Items from a figure collection:
## Start

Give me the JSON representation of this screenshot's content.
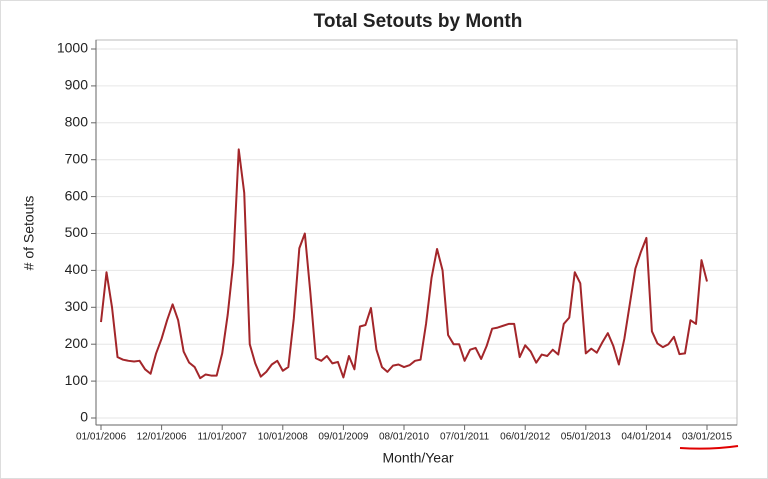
{
  "chart_data": {
    "type": "line",
    "title": "Total Setouts by Month",
    "x_label": "Month/Year",
    "y_label": "# of Setouts",
    "categories": [
      "01/01/2006",
      null,
      null,
      null,
      null,
      null,
      null,
      null,
      null,
      null,
      null,
      "12/01/2006",
      null,
      null,
      null,
      null,
      null,
      null,
      null,
      null,
      null,
      null,
      "11/01/2007",
      null,
      null,
      null,
      null,
      null,
      null,
      null,
      null,
      null,
      null,
      "10/01/2008",
      null,
      null,
      null,
      null,
      null,
      null,
      null,
      null,
      null,
      null,
      "09/01/2009",
      null,
      null,
      null,
      null,
      null,
      null,
      null,
      null,
      null,
      null,
      "08/01/2010",
      null,
      null,
      null,
      null,
      null,
      null,
      null,
      null,
      null,
      null,
      "07/01/2011",
      null,
      null,
      null,
      null,
      null,
      null,
      null,
      null,
      null,
      null,
      "06/01/2012",
      null,
      null,
      null,
      null,
      null,
      null,
      null,
      null,
      null,
      null,
      "05/01/2013",
      null,
      null,
      null,
      null,
      null,
      null,
      null,
      null,
      null,
      null,
      "04/01/2014",
      null,
      null,
      null,
      null,
      null,
      null,
      null,
      null,
      null,
      null,
      "03/01/2015"
    ],
    "series": [
      {
        "name": "Setouts",
        "color": "#a3262a",
        "values": [
          260,
          395,
          300,
          165,
          158,
          155,
          153,
          155,
          132,
          120,
          175,
          215,
          265,
          308,
          265,
          180,
          150,
          138,
          108,
          118,
          115,
          115,
          175,
          280,
          420,
          728,
          610,
          200,
          148,
          112,
          125,
          145,
          155,
          128,
          138,
          270,
          460,
          500,
          340,
          162,
          155,
          168,
          148,
          152,
          110,
          168,
          132,
          248,
          252,
          298,
          185,
          138,
          125,
          142,
          145,
          138,
          143,
          155,
          158,
          255,
          380,
          458,
          400,
          225,
          200,
          200,
          155,
          185,
          190,
          160,
          195,
          242,
          245,
          250,
          255,
          255,
          165,
          197,
          180,
          150,
          172,
          168,
          185,
          172,
          255,
          272,
          395,
          365,
          175,
          188,
          177,
          205,
          230,
          195,
          145,
          215,
          310,
          405,
          450,
          488,
          235,
          202,
          192,
          200,
          220,
          173,
          175,
          265,
          255,
          428,
          370
        ]
      }
    ],
    "ylim": [
      0,
      1000
    ],
    "yticks": [
      0,
      100,
      200,
      300,
      400,
      500,
      600,
      700,
      800,
      900,
      1000
    ],
    "grid": true
  }
}
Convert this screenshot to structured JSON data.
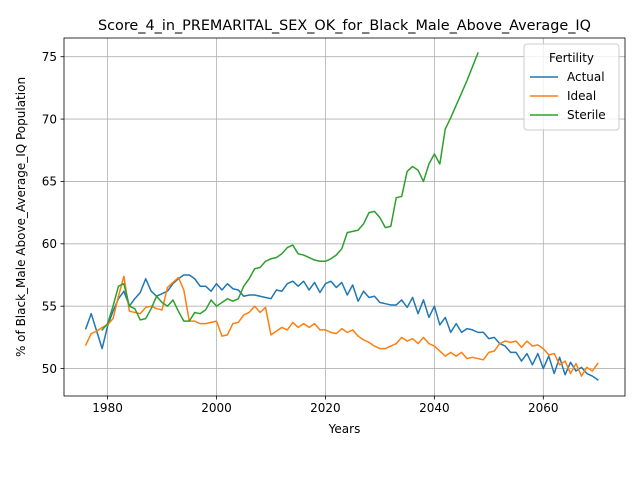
{
  "chart_data": {
    "type": "line",
    "title": "Score_4_in_PREMARITAL_SEX_OK_for_Black_Male_Above_Average_IQ",
    "xlabel": "Years",
    "ylabel": "% of Black_Male Above_Average_IQ Population",
    "xlim": [
      1972,
      2075
    ],
    "ylim": [
      47.8,
      76.5
    ],
    "xticks": [
      1980,
      2000,
      2020,
      2040,
      2060
    ],
    "yticks": [
      50,
      55,
      60,
      65,
      70,
      75
    ],
    "grid": true,
    "legend": {
      "title": "Fertility",
      "position": "top-right"
    },
    "series": [
      {
        "name": "Actual",
        "color": "#1f77b4",
        "x": [
          1976,
          1977,
          1978,
          1979,
          1980,
          1981,
          1982,
          1983,
          1984,
          1985,
          1986,
          1987,
          1988,
          1989,
          1990,
          1991,
          1992,
          1993,
          1994,
          1995,
          1996,
          1997,
          1998,
          1999,
          2000,
          2001,
          2002,
          2003,
          2004,
          2005,
          2006,
          2007,
          2008,
          2009,
          2010,
          2011,
          2012,
          2013,
          2014,
          2015,
          2016,
          2017,
          2018,
          2019,
          2020,
          2021,
          2022,
          2023,
          2024,
          2025,
          2026,
          2027,
          2028,
          2029,
          2030,
          2031,
          2032,
          2033,
          2034,
          2035,
          2036,
          2037,
          2038,
          2039,
          2040,
          2041,
          2042,
          2043,
          2044,
          2045,
          2046,
          2047,
          2048,
          2049,
          2050,
          2051,
          2052,
          2053,
          2054,
          2055,
          2056,
          2057,
          2058,
          2059,
          2060,
          2061,
          2062,
          2063,
          2064,
          2065,
          2066,
          2067,
          2068,
          2069,
          2070
        ],
        "values": [
          53.2,
          54.4,
          53.0,
          51.6,
          53.4,
          54.6,
          55.6,
          56.2,
          55.0,
          55.6,
          56.1,
          57.2,
          56.2,
          55.8,
          56.0,
          56.2,
          56.8,
          57.2,
          57.5,
          57.5,
          57.2,
          56.6,
          56.6,
          56.2,
          56.8,
          56.3,
          56.8,
          56.4,
          56.3,
          55.8,
          55.9,
          55.9,
          55.8,
          55.7,
          55.6,
          56.3,
          56.2,
          56.8,
          57.0,
          56.6,
          57.0,
          56.3,
          56.9,
          56.1,
          56.8,
          57.0,
          56.5,
          56.9,
          55.9,
          56.7,
          55.4,
          56.2,
          55.7,
          55.8,
          55.3,
          55.2,
          55.1,
          55.1,
          55.5,
          54.9,
          55.7,
          54.4,
          55.5,
          54.1,
          55.0,
          53.5,
          54.1,
          52.9,
          53.6,
          52.9,
          53.2,
          53.1,
          52.9,
          52.9,
          52.4,
          52.5,
          52.0,
          51.8,
          51.3,
          51.3,
          50.6,
          51.2,
          50.3,
          51.2,
          50.0,
          51.0,
          49.6,
          50.9,
          49.5,
          50.5,
          49.8,
          50.1,
          49.6,
          49.4,
          49.1
        ]
      },
      {
        "name": "Ideal",
        "color": "#ff7f0e",
        "x": [
          1976,
          1977,
          1978,
          1979,
          1980,
          1981,
          1982,
          1983,
          1984,
          1985,
          1986,
          1987,
          1988,
          1989,
          1990,
          1991,
          1992,
          1993,
          1994,
          1995,
          1996,
          1997,
          1998,
          1999,
          2000,
          2001,
          2002,
          2003,
          2004,
          2005,
          2006,
          2007,
          2008,
          2009,
          2010,
          2011,
          2012,
          2013,
          2014,
          2015,
          2016,
          2017,
          2018,
          2019,
          2020,
          2021,
          2022,
          2023,
          2024,
          2025,
          2026,
          2027,
          2028,
          2029,
          2030,
          2031,
          2032,
          2033,
          2034,
          2035,
          2036,
          2037,
          2038,
          2039,
          2040,
          2041,
          2042,
          2043,
          2044,
          2045,
          2046,
          2047,
          2048,
          2049,
          2050,
          2051,
          2052,
          2053,
          2054,
          2055,
          2056,
          2057,
          2058,
          2059,
          2060,
          2061,
          2062,
          2063,
          2064,
          2065,
          2066,
          2067,
          2068,
          2069,
          2070
        ],
        "values": [
          51.9,
          52.8,
          53.0,
          53.3,
          53.5,
          54.0,
          55.8,
          57.4,
          54.6,
          54.5,
          54.4,
          54.9,
          55.0,
          54.8,
          54.7,
          56.5,
          56.9,
          57.3,
          56.3,
          53.8,
          53.8,
          53.6,
          53.6,
          53.7,
          53.8,
          52.6,
          52.7,
          53.6,
          53.7,
          54.3,
          54.5,
          55.0,
          54.5,
          54.9,
          52.7,
          53.0,
          53.3,
          53.1,
          53.7,
          53.3,
          53.6,
          53.3,
          53.6,
          53.1,
          53.1,
          52.9,
          52.8,
          53.2,
          52.9,
          53.1,
          52.6,
          52.3,
          52.1,
          51.8,
          51.6,
          51.6,
          51.8,
          52.0,
          52.5,
          52.2,
          52.4,
          52.0,
          52.5,
          52.0,
          51.8,
          51.4,
          51.0,
          51.3,
          51.0,
          51.3,
          50.8,
          50.9,
          50.8,
          50.7,
          51.3,
          51.4,
          52.0,
          52.2,
          52.1,
          52.2,
          51.7,
          52.2,
          51.8,
          51.9,
          51.6,
          51.1,
          51.2,
          50.3,
          50.6,
          49.6,
          50.4,
          49.4,
          50.1,
          49.8,
          50.4
        ]
      },
      {
        "name": "Sterile",
        "color": "#2ca02c",
        "x": [
          1979,
          1980,
          1981,
          1982,
          1983,
          1984,
          1985,
          1986,
          1987,
          1988,
          1989,
          1990,
          1991,
          1992,
          1993,
          1994,
          1995,
          1996,
          1997,
          1998,
          1999,
          2000,
          2001,
          2002,
          2003,
          2004,
          2005,
          2006,
          2007,
          2008,
          2009,
          2010,
          2011,
          2012,
          2013,
          2014,
          2015,
          2016,
          2017,
          2018,
          2019,
          2020,
          2021,
          2022,
          2023,
          2024,
          2025,
          2026,
          2027,
          2028,
          2029,
          2030,
          2031,
          2032,
          2033,
          2034,
          2035,
          2036,
          2037,
          2038,
          2039,
          2040,
          2041,
          2042,
          2043,
          2044,
          2045,
          2046,
          2047,
          2048
        ],
        "values": [
          53.1,
          53.6,
          55.0,
          56.6,
          56.8,
          55.0,
          54.8,
          53.9,
          54.0,
          54.8,
          55.8,
          55.3,
          55.0,
          55.5,
          54.6,
          53.8,
          53.8,
          54.5,
          54.4,
          54.7,
          55.5,
          55.0,
          55.3,
          55.6,
          55.4,
          55.6,
          56.6,
          57.2,
          58.0,
          58.1,
          58.6,
          58.8,
          58.9,
          59.2,
          59.7,
          59.9,
          59.2,
          59.1,
          58.9,
          58.7,
          58.6,
          58.6,
          58.8,
          59.1,
          59.6,
          60.9,
          61.0,
          61.1,
          61.6,
          62.5,
          62.6,
          62.1,
          61.3,
          61.4,
          63.7,
          63.8,
          65.8,
          66.2,
          65.9,
          65.0,
          66.4,
          67.2,
          66.4,
          69.2,
          70.1,
          71.1,
          72.1,
          73.1,
          74.2,
          75.3
        ]
      }
    ]
  }
}
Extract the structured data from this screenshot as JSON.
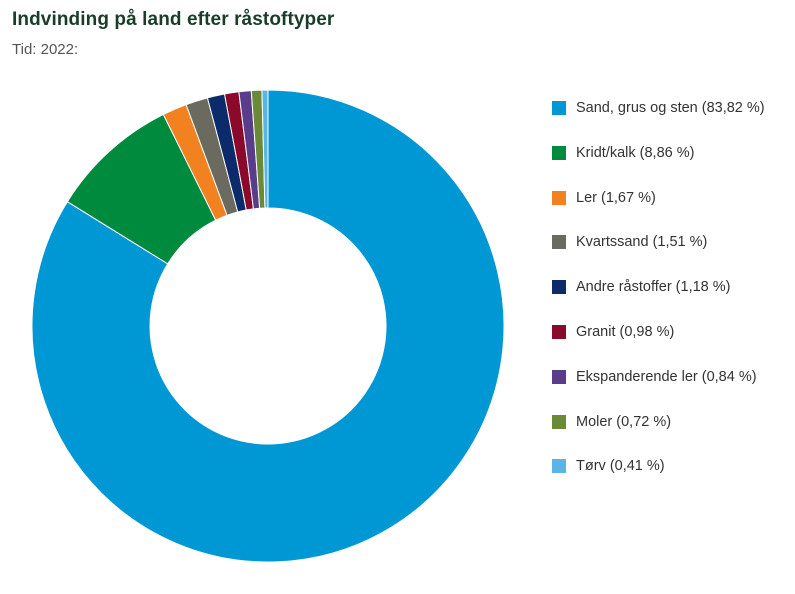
{
  "header": {
    "title": "Indvinding på land efter råstoftyper",
    "subtitle": "Tid: 2022:"
  },
  "chart_data": {
    "type": "pie",
    "variant": "donut",
    "title": "Indvinding på land efter råstoftyper",
    "subtitle": "Tid: 2022:",
    "legend_position": "right",
    "unit": "%",
    "slices": [
      {
        "label": "Sand, grus og sten (83,82 %)",
        "name": "Sand, grus og sten",
        "value": 83.82,
        "color": "#0098d4"
      },
      {
        "label": "Kridt/kalk (8,86 %)",
        "name": "Kridt/kalk",
        "value": 8.86,
        "color": "#008a3e"
      },
      {
        "label": "Ler (1,67 %)",
        "name": "Ler",
        "value": 1.67,
        "color": "#f28220"
      },
      {
        "label": "Kvartssand (1,51 %)",
        "name": "Kvartssand",
        "value": 1.51,
        "color": "#6b6a5e"
      },
      {
        "label": "Andre råstoffer (1,18 %)",
        "name": "Andre råstoffer",
        "value": 1.18,
        "color": "#0b2b6b"
      },
      {
        "label": "Granit (0,98 %)",
        "name": "Granit",
        "value": 0.98,
        "color": "#8b0a2c"
      },
      {
        "label": "Ekspanderende ler (0,84 %)",
        "name": "Ekspanderende ler",
        "value": 0.84,
        "color": "#5a3d8a"
      },
      {
        "label": "Moler (0,72 %)",
        "name": "Moler",
        "value": 0.72,
        "color": "#6b8a35"
      },
      {
        "label": "Tørv (0,41 %)",
        "name": "Tørv",
        "value": 0.41,
        "color": "#5ab4e6"
      }
    ]
  }
}
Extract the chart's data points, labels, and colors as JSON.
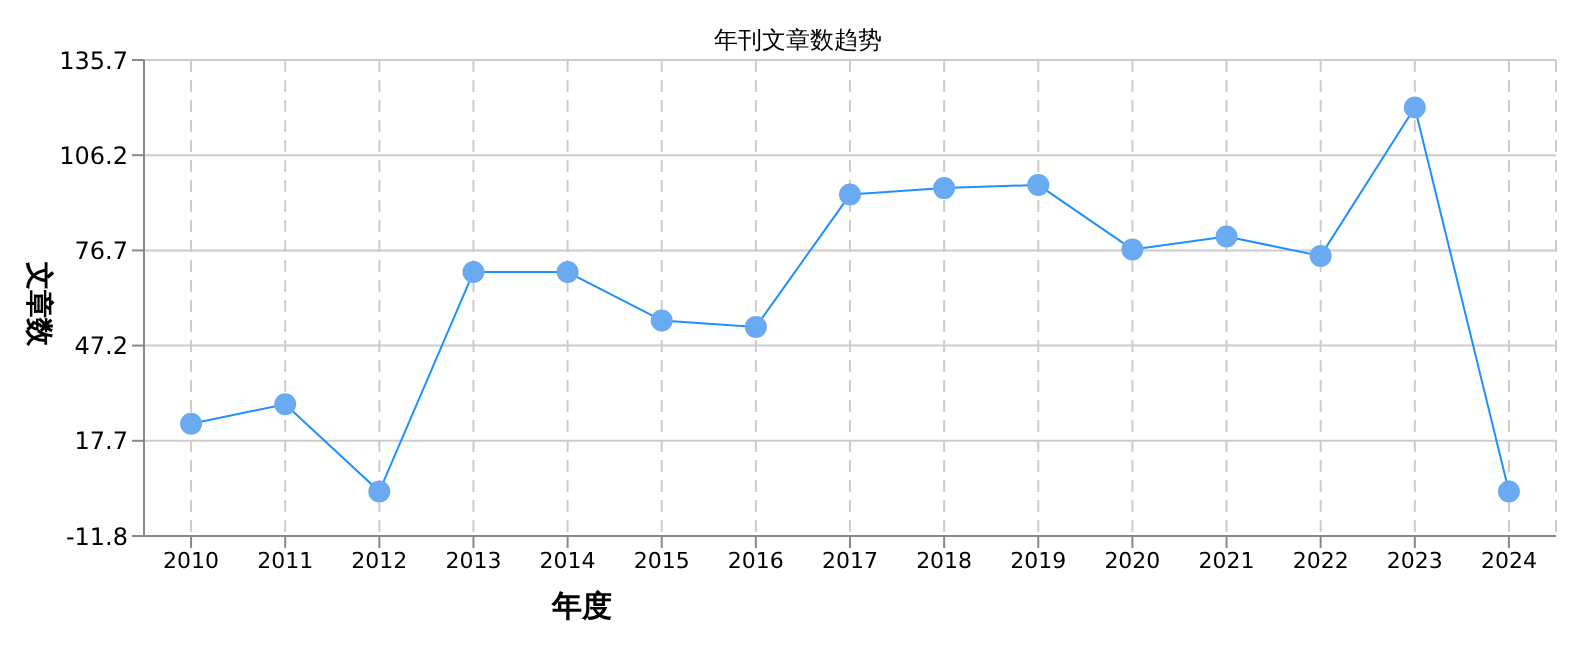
{
  "chart_data": {
    "type": "line",
    "title": "年刊文章数趋势",
    "xlabel": "年度",
    "ylabel": "文章数",
    "categories": [
      "2010",
      "2011",
      "2012",
      "2013",
      "2014",
      "2015",
      "2016",
      "2017",
      "2018",
      "2019",
      "2020",
      "2021",
      "2022",
      "2023",
      "2024"
    ],
    "series": [
      {
        "color": "#1e90ff",
        "values": [
          23,
          29,
          2,
          70,
          70,
          55,
          53,
          94,
          96,
          97,
          77,
          81,
          75,
          121,
          2
        ]
      }
    ],
    "ylim": [
      -11.8,
      135.7
    ],
    "yticks": [
      -11.8,
      17.7,
      47.2,
      76.7,
      106.2,
      135.7
    ],
    "grid": true,
    "marker": "circle",
    "line_style": "solid"
  }
}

## End

* **SHORT TASK**
Only the lines from the line containing "Extract the chart's" through the end of the data are to be reproduced, exactly and with both ends included; pictures are omitted.

* **FINAL RESULT**
Extract the chart's data points, labels, and colors as JSON.
{
  "chart_data": {
    "type": "line",
    "title": "年刊文章数趋势",
    "xlabel": "年度",
    "ylabel": "文章数",
    "categories": [
      "2010",
      "2011",
      "2012",
      "2013",
      "2014",
      "2015",
      "2016",
      "2017",
      "2018",
      "2019",
      "2020",
      "2021",
      "2022",
      "2023",
      "2024"
    ],
    "series": [
      {
        "color": "#1e90ff",
        "values": [
          23,
          29,
          2,
          70,
          70,
          55,
          53,
          94,
          96,
          97,
          77,
          81,
          75,
          121,
          2
        ]
      }
    ],
    "ylim": [
      -11.8,
      135.7
    ],
    "yticks": [
      -11.8,
      17.7,
      47.2,
      76.7,
      106.2,
      135.7
    ],
    "grid": true,
    "marker": "circle",
    "line_style": "solid"
  }
}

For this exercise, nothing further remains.